▶ Do this
Tally the lines containing the word "deposits" and give the total alone.

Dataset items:
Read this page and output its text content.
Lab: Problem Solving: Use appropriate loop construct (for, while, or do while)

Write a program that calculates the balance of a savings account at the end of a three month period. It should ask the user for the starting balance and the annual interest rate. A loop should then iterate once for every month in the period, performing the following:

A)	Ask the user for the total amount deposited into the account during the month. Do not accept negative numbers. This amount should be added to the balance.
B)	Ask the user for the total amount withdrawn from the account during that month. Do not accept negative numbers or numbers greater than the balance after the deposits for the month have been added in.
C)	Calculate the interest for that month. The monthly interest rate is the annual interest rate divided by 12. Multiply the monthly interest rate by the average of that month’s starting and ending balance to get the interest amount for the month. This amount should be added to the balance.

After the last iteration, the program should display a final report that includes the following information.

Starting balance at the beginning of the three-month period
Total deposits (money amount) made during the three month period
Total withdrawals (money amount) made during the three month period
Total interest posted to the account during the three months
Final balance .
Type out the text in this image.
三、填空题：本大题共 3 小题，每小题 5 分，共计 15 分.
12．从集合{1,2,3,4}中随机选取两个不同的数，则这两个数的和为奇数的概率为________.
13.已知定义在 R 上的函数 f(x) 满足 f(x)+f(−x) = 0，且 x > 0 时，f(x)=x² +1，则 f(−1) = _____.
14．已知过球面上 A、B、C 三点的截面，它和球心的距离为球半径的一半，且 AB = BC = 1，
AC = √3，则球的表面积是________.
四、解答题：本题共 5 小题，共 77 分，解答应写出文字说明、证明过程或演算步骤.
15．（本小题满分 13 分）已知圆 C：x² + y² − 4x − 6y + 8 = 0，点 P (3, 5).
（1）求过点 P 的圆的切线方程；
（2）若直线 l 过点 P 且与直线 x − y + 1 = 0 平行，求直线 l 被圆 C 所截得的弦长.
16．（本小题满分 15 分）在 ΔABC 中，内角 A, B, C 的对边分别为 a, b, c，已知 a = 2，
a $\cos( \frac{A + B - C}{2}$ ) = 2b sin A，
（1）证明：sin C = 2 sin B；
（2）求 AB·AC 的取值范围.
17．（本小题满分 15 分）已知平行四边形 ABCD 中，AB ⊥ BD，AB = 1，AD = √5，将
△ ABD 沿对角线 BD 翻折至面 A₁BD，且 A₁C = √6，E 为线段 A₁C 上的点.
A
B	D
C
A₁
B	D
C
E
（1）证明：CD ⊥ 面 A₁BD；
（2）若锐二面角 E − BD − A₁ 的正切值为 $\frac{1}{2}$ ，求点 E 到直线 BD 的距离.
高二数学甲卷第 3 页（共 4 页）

▶ Response to this exercise
2